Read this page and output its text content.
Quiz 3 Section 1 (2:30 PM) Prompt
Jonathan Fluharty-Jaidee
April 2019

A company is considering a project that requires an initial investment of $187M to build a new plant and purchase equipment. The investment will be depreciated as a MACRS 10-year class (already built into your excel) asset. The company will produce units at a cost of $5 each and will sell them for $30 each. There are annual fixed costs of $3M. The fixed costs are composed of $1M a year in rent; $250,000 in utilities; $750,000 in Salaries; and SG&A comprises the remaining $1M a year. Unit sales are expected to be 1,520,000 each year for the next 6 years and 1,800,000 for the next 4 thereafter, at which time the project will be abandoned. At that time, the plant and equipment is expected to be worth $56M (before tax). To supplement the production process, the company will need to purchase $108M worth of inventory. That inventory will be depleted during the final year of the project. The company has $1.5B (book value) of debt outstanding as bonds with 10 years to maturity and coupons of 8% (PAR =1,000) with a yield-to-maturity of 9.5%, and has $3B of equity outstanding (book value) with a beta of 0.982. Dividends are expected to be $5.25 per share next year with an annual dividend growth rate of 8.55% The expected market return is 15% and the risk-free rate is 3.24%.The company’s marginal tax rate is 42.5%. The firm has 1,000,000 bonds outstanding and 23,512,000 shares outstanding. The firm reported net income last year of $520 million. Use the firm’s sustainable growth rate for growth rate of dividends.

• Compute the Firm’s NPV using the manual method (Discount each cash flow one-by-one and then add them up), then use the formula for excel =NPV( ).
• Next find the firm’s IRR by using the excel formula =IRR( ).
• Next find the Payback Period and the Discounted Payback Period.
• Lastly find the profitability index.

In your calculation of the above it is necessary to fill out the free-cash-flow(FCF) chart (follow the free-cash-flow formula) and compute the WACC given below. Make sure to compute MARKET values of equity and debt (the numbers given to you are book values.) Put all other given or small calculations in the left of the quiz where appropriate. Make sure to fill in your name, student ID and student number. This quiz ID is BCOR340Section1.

______

**WHAT THE TASK REQUIRES:**
Send back every record, precisely as written.

**THE SOLUTION:**
Read this page and output its text content.
Quiz 3 Section 1 (2:30 PM) Prompt
Jonathan Fluharty-Jaidee
April 2019

A company is considering a project that requires an initial investment of $187M to build a new plant and purchase equipment. The investment will be depreciated as a MACRS 10-year class (already built into your excel) asset. The company will produce units at a cost of $5 each and will sell them for $30 each. There are annual fixed costs of $3M. The fixed costs are composed of $1M a year in rent; $250,000 in utilities; $750,000 in Salaries; and SG&A comprises the remaining $1M a year. Unit sales are expected to be 1,520,000 each year for the next 6 years and 1,800,000 for the next 4 thereafter, at which time the project will be abandoned. At that time, the plant and equipment is expected to be worth $56M (before tax). To supplement the production process, the company will need to purchase $108M worth of inventory. That inventory will be depleted during the final year of the project. The company has $1.5B (book value) of debt outstanding as bonds with 10 years to maturity and coupons of 8% (PAR =1,000) with a yield-to-maturity of 9.5%, and has $3B of equity outstanding (book value) with a beta of 0.982. Dividends are expected to be $5.25 per share next year with an annual dividend growth rate of 8.55% The expected market return is 15% and the risk-free rate is 3.24%.The company’s marginal tax rate is 42.5%. The firm has 1,000,000 bonds outstanding and 23,512,000 shares outstanding. The firm reported net income last year of $520 million. Use the firm’s sustainable growth rate for growth rate of dividends.

• Compute the Firm’s NPV using the manual method (Discount each cash flow one-by-one and then add them up), then use the formula for excel =NPV( ).
• Next find the firm’s IRR by using the excel formula =IRR( ).
• Next find the Payback Period and the Discounted Payback Period.
• Lastly find the profitability index.

In your calculation of the above it is necessary to fill out the free-cash-flow(FCF) chart (follow the free-cash-flow formula) and compute the WACC given below. Make sure to compute MARKET values of equity and debt (the numbers given to you are book values.) Put all other given or small calculations in the left of the quiz where appropriate. Make sure to fill in your name, student ID and student number. This quiz ID is BCOR340Section1.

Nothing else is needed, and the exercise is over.